Tuttavia il problema resta, con i Comuni sguarniti di una diretta assistenza bancaria, che spesso vuol dire qualcosa in più della mera presenza di un istituto con conseguenti difficoltà, in particolare per le classi di anziani e per la stessa immagine dei servizi in generale dei quali poter fruire in un Comune.

Non si possono imporre oneri amministrativi alle banche-imprese relativamente alle loro decisioni di organizzazione territoriale, ma ciò non significa che nulla possa essere fatto, ivi compreso ciò che è, invece, ammissibile e può essere frutto di una non dirigistica moral suasion e, soprattutto, quel che può essere ricondotto all’impiego degli strumenti di pagamento.

Vi è, poi, il ruolo di Poste con la maggioritaria partecipazione del settore pubblico, storicamente caratterizzata per l’insediamento anche nei più piccoli centri.

È immaginabile pensare a iniziative coordinate con le banche per la disponibilità, nei Comuni abbandonati da istituti di credito, di strutture automatiche nell’ambito del sistema dei pagamenti?

Esercizio 1.
Ricopia senza modifiche i record compresi tra la riga che contiene "paragraph-good-writer [89, 178, 689, 250]" e quella che contiene "list-item-text-segment: Tempat: Dimana", entrambe incluse.
Il testo e i record hanno origini diverse.

Record estratti da una raccolta
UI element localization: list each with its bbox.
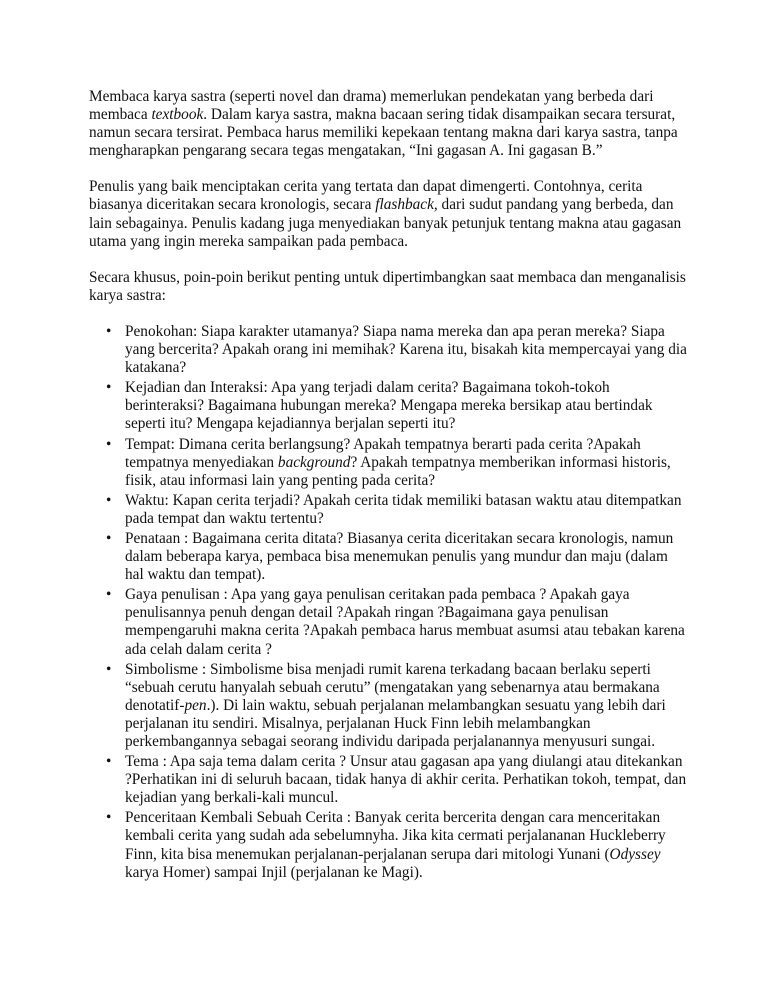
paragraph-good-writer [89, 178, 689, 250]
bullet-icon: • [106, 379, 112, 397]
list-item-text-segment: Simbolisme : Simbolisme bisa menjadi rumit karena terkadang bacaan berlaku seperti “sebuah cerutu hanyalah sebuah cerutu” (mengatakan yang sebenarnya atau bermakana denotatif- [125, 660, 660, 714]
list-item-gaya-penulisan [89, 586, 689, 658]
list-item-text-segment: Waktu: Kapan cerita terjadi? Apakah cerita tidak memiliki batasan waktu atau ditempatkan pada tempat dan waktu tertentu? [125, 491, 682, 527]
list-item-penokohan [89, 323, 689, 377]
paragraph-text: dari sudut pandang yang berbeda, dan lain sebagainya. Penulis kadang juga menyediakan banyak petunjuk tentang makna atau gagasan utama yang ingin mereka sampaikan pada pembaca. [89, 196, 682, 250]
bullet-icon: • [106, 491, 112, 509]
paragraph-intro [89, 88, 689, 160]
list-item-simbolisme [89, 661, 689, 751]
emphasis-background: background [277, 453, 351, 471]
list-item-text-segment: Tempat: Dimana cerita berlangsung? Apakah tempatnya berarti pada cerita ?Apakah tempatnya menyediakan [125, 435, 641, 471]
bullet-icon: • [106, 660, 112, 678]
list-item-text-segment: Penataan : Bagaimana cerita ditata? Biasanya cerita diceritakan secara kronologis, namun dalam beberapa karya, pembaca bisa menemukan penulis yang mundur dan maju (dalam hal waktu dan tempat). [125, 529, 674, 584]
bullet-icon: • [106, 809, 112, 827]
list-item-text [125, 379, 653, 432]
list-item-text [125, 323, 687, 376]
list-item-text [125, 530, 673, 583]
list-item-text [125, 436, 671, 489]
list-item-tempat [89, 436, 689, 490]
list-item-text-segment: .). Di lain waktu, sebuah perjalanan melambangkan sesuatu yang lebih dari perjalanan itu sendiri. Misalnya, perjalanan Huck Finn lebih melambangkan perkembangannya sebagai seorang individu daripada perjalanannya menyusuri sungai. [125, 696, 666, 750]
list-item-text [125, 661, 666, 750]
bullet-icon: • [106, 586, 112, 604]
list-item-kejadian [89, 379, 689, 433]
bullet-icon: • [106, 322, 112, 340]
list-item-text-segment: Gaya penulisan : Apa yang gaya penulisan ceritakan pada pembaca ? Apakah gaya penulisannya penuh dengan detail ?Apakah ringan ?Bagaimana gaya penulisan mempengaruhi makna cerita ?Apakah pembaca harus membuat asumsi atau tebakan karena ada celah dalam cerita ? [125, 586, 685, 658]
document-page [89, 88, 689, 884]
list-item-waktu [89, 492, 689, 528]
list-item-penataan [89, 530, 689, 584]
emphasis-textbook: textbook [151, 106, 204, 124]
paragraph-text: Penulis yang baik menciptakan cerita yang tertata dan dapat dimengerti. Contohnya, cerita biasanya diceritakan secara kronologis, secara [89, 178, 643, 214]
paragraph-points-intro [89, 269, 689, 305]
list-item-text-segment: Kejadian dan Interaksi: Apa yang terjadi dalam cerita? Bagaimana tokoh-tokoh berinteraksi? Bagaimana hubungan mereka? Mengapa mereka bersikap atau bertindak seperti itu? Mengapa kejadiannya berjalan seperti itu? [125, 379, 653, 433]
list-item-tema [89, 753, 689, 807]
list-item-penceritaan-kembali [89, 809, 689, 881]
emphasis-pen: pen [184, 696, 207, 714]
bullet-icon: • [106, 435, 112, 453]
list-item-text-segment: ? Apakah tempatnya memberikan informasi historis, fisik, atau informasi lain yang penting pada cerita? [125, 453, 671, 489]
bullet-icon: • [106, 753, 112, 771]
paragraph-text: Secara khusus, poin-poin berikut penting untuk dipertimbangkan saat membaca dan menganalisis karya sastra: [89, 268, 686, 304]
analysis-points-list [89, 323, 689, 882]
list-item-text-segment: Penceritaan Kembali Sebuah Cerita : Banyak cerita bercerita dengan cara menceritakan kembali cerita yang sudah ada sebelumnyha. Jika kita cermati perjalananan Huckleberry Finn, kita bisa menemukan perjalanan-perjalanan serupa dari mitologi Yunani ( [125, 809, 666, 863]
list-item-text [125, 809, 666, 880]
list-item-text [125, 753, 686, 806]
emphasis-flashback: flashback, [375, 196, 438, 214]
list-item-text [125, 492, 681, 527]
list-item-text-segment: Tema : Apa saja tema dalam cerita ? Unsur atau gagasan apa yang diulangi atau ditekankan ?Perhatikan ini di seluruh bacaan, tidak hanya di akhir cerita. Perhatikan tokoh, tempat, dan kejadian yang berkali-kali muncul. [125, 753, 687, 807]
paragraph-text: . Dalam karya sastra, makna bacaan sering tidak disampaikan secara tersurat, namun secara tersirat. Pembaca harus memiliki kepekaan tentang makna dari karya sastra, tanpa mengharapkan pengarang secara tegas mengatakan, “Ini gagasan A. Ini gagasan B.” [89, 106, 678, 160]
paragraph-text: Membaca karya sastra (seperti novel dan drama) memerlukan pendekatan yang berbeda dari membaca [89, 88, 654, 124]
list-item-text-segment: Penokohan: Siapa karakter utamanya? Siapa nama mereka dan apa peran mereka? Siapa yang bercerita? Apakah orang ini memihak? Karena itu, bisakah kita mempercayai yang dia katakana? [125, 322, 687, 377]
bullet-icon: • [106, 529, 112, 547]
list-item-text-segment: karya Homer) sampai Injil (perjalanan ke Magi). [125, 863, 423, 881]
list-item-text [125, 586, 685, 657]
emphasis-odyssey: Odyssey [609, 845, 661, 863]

==

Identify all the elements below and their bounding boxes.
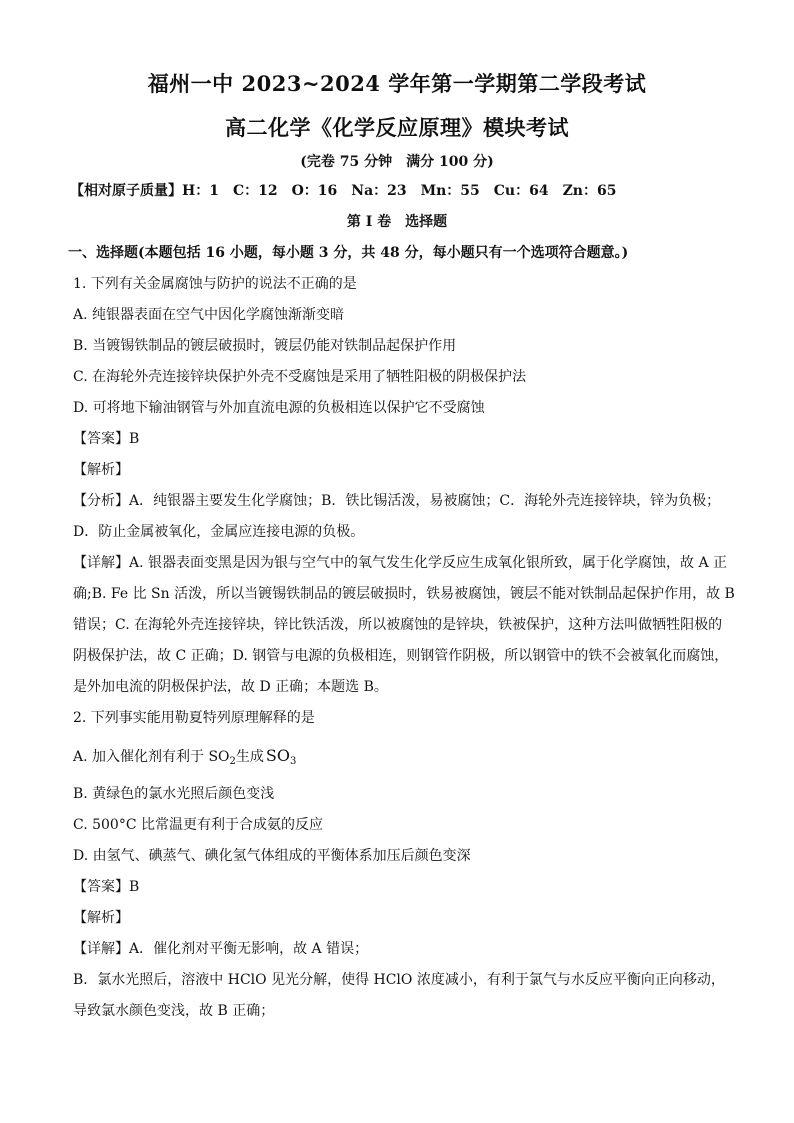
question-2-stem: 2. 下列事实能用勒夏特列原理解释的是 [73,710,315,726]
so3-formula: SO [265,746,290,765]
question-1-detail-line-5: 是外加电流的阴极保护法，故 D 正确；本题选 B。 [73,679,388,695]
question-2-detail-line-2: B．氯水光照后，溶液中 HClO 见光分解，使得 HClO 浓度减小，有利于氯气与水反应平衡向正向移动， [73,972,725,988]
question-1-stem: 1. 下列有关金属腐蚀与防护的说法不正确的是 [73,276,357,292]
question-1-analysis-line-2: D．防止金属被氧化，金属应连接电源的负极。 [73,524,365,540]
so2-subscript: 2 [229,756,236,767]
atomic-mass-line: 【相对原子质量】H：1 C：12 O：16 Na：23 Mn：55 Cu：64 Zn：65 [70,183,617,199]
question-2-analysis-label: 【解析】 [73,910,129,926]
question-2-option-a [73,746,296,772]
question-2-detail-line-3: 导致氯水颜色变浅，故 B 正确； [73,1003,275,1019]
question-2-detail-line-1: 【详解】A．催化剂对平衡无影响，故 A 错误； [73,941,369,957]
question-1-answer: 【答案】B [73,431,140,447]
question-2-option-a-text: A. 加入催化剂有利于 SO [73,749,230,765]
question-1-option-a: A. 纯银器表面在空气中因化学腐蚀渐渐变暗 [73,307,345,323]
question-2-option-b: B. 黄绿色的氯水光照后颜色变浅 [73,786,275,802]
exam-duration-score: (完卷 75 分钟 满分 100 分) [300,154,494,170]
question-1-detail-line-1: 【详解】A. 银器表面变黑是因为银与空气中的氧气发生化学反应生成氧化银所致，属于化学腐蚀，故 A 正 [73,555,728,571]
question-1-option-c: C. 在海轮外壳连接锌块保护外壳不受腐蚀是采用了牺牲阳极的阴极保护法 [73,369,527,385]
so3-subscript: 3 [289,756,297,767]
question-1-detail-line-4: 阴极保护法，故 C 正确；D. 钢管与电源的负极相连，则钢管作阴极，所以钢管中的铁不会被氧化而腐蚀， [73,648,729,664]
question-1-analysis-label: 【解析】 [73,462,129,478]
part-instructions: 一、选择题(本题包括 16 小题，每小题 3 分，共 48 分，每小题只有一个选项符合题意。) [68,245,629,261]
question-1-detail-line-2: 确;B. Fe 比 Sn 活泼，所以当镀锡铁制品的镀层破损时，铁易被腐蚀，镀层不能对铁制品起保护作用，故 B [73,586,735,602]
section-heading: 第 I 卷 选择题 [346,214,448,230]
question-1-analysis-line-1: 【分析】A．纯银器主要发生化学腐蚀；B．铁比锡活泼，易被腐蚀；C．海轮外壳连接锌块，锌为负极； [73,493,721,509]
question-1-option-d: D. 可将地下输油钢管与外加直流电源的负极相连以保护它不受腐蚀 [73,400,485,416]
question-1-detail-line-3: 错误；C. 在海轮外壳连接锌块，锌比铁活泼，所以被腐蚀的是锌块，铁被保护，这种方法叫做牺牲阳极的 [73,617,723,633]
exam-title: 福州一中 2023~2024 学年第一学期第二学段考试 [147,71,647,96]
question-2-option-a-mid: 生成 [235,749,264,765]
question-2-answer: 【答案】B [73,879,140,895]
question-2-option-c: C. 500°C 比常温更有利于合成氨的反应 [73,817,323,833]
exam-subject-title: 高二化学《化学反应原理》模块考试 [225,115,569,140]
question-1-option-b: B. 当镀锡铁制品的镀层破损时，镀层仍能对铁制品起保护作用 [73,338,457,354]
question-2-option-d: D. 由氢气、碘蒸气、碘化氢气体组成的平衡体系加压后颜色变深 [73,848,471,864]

Esercizio 2.
Riscrivi il passo del testo sull'assistenza bancaria nei Comuni che va da "Tuttavia il problema" a "strumenti di pagamento.", estremi inclusi, sostituendo "moral suasion" con "persuasione morale".

Risposta 1.
paragraph-good-writer [89, 178, 689, 250]
bullet-icon: • [106, 379, 112, 397]
list-item-text-segment: Simbolisme : Simbolisme bisa menjadi rumit karena terkadang bacaan berlaku seperti “sebuah cerutu hanyalah sebuah cerutu” (mengatakan yang sebenarnya atau bermakana denotatif- [125, 660, 660, 714]
list-item-gaya-penulisan [89, 586, 689, 658]
list-item-text-segment: Waktu: Kapan cerita terjadi? Apakah cerita tidak memiliki batasan waktu atau ditempatkan pada tempat dan waktu tertentu? [125, 491, 682, 527]
list-item-penokohan [89, 323, 689, 377]
paragraph-text: dari sudut pandang yang berbeda, dan lain sebagainya. Penulis kadang juga menyediakan banyak petunjuk tentang makna atau gagasan utama yang ingin mereka sampaikan pada pembaca. [89, 196, 682, 250]
bullet-icon: • [106, 491, 112, 509]
paragraph-intro [89, 88, 689, 160]
list-item-simbolisme [89, 661, 689, 751]
emphasis-background: background [277, 453, 351, 471]
list-item-text-segment: Tempat: Dimana cerita berlangsung? Apakah tempatnya berarti pada cerita ?Apakah tempatnya menyediakan [125, 435, 641, 471]

Risposta 2.
Tuttavia il problema resta, con i Comuni sguarniti di una diretta assistenza bancaria, che spesso vuol dire qualcosa in più della mera presenza di un istituto con conseguenti difficoltà, in particolare per le classi di anziani e per la stessa immagine dei servizi in generale dei quali poter fruire in un Comune.

Non si possono imporre oneri amministrativi alle banche-imprese relativamente alle loro decisioni di organizzazione territoriale, ma ciò non significa che nulla possa essere fatto, ivi compreso ciò che è, invece, ammissibile e può essere frutto di una non dirigistica persuasione morale e, soprattutto, quel che può essere ricondotto all’impiego degli strumenti di pagamento.